> [Image region annotations]:
----------------------------------------

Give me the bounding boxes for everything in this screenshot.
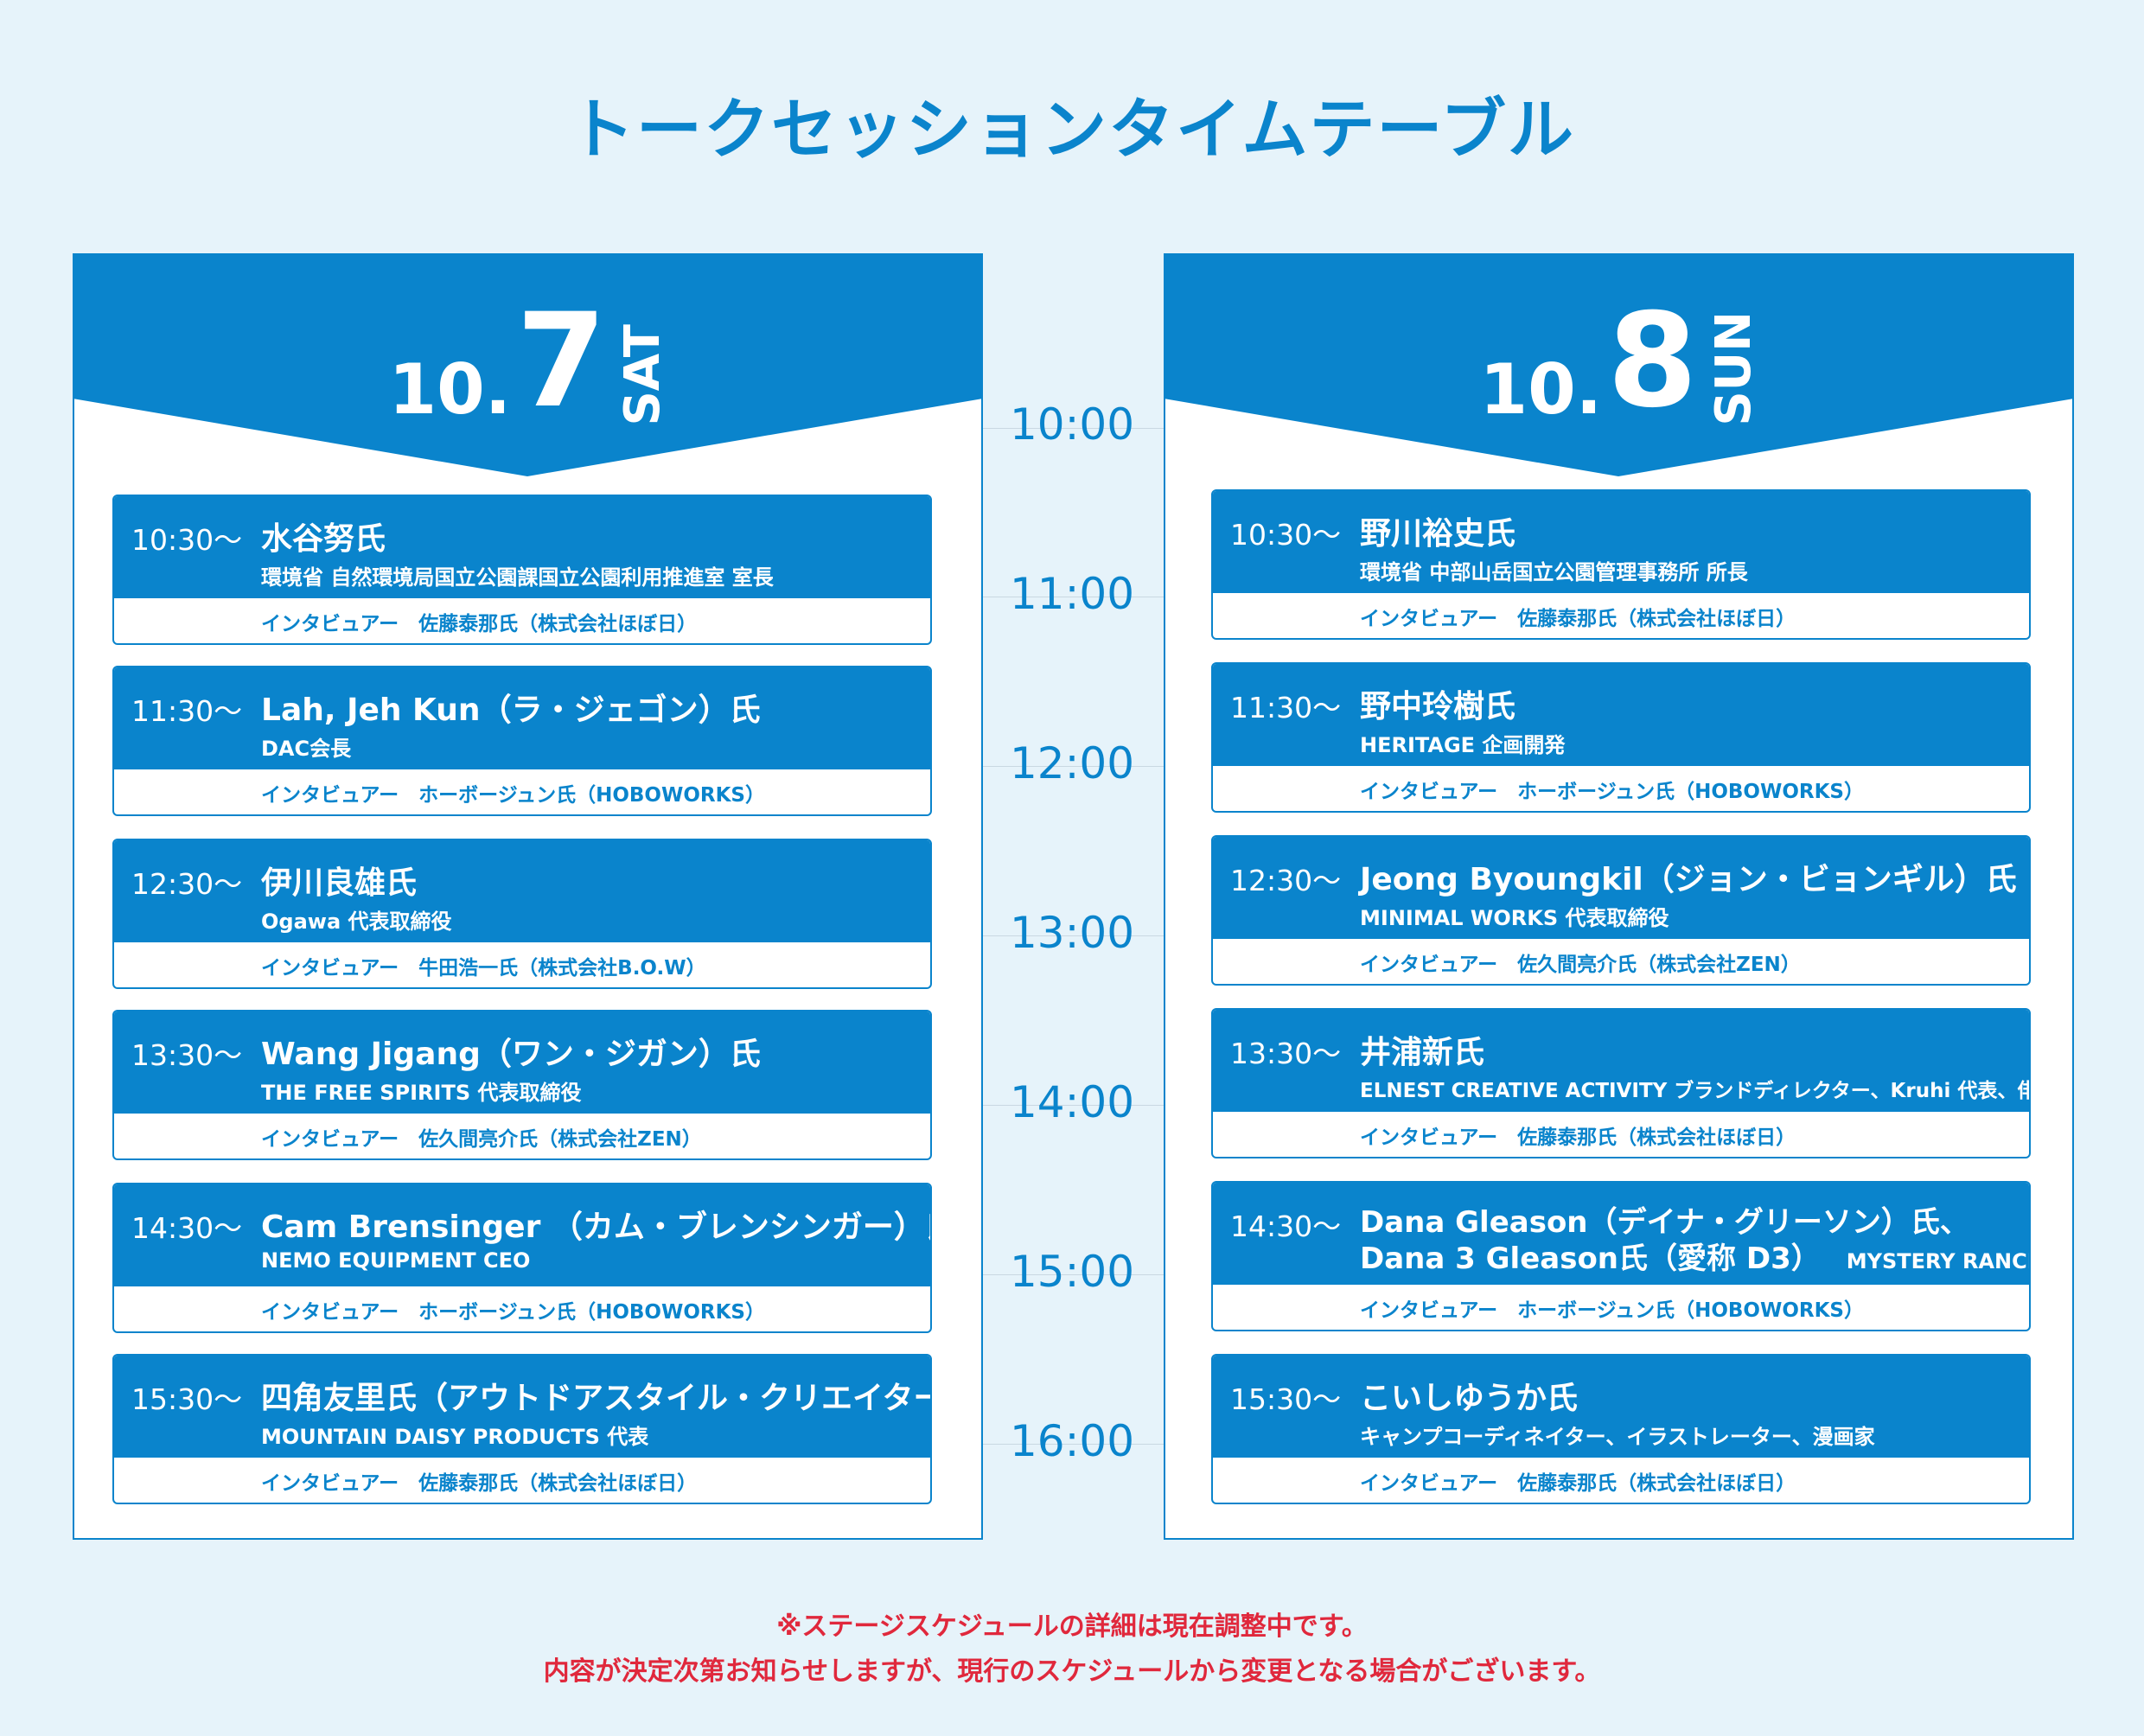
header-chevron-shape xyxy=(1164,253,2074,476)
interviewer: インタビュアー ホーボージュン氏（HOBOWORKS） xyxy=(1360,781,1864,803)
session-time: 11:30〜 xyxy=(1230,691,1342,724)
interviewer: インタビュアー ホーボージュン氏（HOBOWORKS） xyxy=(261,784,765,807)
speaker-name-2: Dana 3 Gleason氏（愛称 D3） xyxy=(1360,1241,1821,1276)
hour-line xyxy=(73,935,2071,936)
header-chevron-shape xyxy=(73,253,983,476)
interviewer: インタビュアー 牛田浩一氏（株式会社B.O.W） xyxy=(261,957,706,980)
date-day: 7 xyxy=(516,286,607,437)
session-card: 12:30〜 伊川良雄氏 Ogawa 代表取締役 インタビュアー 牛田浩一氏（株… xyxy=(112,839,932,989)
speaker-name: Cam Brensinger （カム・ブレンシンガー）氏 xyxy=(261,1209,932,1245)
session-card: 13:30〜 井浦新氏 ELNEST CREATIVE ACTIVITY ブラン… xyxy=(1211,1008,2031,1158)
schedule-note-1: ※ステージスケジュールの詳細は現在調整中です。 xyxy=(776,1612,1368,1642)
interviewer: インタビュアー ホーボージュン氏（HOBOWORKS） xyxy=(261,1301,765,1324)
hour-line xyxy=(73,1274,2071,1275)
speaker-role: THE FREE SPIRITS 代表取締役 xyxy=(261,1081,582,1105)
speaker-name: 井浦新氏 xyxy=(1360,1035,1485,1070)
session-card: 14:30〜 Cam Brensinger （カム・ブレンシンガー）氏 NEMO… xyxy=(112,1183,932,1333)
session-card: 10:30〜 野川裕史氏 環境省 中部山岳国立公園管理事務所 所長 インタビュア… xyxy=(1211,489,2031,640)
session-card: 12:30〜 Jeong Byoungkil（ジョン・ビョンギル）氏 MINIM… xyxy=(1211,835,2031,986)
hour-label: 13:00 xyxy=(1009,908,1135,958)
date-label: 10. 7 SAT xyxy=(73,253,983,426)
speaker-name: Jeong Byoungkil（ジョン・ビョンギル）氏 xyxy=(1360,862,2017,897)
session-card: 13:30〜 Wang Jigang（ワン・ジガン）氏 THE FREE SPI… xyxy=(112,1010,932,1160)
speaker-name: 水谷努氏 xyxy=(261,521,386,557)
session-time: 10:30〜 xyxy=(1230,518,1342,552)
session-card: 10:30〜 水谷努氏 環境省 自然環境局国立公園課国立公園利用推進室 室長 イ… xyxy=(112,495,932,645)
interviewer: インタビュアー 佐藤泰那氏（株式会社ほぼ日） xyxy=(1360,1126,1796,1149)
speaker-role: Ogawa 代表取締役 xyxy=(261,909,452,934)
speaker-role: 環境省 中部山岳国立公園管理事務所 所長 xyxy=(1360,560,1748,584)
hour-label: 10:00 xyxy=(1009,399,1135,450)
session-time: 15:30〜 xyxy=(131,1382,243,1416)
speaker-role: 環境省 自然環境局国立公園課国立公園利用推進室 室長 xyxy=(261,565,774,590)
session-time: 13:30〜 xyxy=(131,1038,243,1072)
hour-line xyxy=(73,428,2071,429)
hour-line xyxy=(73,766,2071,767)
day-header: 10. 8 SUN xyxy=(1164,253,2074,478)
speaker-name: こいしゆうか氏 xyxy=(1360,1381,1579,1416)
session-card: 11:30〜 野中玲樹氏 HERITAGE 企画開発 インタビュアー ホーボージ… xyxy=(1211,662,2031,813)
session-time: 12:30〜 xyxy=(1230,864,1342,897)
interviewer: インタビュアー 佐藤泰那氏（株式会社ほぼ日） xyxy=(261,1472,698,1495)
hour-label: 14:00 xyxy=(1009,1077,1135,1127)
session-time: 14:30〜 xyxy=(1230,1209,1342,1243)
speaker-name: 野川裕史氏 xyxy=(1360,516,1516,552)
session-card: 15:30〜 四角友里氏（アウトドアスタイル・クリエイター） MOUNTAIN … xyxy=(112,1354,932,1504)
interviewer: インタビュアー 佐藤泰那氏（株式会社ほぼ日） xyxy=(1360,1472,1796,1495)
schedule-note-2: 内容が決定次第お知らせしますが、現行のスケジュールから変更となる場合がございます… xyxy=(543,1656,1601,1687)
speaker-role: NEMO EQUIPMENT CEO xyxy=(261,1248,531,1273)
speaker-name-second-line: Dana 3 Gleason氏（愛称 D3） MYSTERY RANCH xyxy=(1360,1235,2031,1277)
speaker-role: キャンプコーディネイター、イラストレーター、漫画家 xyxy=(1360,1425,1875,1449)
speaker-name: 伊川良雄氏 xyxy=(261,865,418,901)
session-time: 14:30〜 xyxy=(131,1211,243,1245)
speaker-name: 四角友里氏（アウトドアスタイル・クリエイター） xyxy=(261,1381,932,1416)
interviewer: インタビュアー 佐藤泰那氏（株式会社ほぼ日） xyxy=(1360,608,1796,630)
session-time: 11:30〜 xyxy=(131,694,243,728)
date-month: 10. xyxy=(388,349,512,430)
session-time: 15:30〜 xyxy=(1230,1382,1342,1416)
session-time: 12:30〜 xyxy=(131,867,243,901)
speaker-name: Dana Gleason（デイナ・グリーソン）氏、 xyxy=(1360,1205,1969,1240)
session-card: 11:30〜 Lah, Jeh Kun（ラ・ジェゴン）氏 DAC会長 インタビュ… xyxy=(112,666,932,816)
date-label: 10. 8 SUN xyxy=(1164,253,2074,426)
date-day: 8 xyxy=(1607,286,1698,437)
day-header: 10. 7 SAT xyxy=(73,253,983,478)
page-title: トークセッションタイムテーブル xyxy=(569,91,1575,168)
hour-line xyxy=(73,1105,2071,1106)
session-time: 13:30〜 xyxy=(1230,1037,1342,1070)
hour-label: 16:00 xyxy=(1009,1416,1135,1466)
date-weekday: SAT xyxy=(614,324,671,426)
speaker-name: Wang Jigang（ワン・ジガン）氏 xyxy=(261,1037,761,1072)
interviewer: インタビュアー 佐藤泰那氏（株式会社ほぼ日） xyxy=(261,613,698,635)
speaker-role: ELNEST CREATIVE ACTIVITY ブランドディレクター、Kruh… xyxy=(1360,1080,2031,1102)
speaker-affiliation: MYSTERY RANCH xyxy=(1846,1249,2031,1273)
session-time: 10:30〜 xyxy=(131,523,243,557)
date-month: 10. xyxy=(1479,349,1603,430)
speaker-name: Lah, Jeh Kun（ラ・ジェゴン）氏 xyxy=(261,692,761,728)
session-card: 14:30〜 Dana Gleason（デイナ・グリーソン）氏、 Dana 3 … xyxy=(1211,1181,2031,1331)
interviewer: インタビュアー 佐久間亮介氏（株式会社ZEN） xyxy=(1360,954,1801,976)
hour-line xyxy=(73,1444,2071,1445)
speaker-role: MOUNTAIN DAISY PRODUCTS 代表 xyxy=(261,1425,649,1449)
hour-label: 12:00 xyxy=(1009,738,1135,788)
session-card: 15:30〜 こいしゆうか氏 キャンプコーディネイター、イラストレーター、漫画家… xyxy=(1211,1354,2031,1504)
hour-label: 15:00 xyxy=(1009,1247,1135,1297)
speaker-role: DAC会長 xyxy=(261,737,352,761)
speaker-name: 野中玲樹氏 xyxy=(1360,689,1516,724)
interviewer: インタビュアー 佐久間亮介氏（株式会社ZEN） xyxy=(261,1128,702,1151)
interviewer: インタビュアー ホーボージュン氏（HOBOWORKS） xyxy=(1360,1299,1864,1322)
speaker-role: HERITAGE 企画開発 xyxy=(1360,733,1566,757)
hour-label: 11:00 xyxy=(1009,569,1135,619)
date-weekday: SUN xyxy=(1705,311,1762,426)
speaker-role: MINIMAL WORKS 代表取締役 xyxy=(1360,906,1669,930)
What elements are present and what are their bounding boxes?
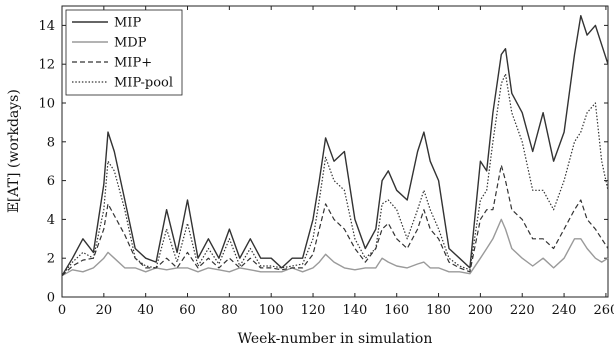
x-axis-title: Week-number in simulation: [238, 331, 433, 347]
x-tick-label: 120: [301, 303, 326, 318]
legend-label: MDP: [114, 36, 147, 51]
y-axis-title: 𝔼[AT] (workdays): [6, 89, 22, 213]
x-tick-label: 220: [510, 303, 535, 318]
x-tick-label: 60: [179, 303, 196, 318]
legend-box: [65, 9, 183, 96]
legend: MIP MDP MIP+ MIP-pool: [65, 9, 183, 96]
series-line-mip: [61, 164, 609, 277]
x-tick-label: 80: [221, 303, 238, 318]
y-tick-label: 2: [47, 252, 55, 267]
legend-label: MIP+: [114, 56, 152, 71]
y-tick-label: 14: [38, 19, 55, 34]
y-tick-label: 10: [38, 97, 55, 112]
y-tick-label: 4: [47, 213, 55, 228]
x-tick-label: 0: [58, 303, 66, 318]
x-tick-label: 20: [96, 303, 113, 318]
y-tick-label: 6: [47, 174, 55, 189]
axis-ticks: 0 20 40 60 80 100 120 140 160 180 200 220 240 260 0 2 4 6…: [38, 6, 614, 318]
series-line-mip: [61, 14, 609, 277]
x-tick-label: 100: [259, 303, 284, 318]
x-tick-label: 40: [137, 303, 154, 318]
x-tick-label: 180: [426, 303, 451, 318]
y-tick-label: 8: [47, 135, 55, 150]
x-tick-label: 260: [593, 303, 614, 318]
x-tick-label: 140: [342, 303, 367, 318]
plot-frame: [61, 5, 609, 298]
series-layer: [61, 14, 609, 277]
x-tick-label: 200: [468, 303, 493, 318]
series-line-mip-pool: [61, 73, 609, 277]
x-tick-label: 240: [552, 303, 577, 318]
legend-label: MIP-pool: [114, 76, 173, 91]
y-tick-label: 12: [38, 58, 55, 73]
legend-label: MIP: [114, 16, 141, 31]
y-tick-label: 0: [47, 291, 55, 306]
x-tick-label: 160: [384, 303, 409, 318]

----------------------------------------

> [What is needed]: Format the item lines from the line containing "x-axis-title: Week-number in" through the line containing "y-tick-label: 10: [38, 97, 55, 112]" as a Markdown table with columns Row and Line, numbering each line and leaving out any blank lines.

> [Completed exercise]:
| Row | Line |
|---|---|
| 1 | x-axis-title: Week-number in simulation: [238, 331, 433, 347] |
| 2 | x-tick-label: 120: [301, 303, 326, 318] |
| 3 | legend-label: MDP: [114, 36, 147, 51] |
| 4 | y-axis-title: 𝔼[AT] (workdays): [6, 89, 22, 213] |
| 5 | x-tick-label: 220: [510, 303, 535, 318] |
| 6 | x-tick-label: 60: [179, 303, 196, 318] |
| 7 | legend-box: [65, 9, 183, 96] |
| 8 | legend: MIP MDP MIP+ MIP-pool: [65, 9, 183, 96] |
| 9 | series-line-mip: [61, 164, 609, 277] |
| 10 | x-tick-label: 80: [221, 303, 238, 318] |
| 11 | y-tick-label: 2: [47, 252, 55, 267] |
| 12 | legend-label: MIP+: [114, 56, 152, 71] |
| 13 | y-tick-label: 14: [38, 19, 55, 34] |
| 14 | y-tick-label: 10: [38, 97, 55, 112] |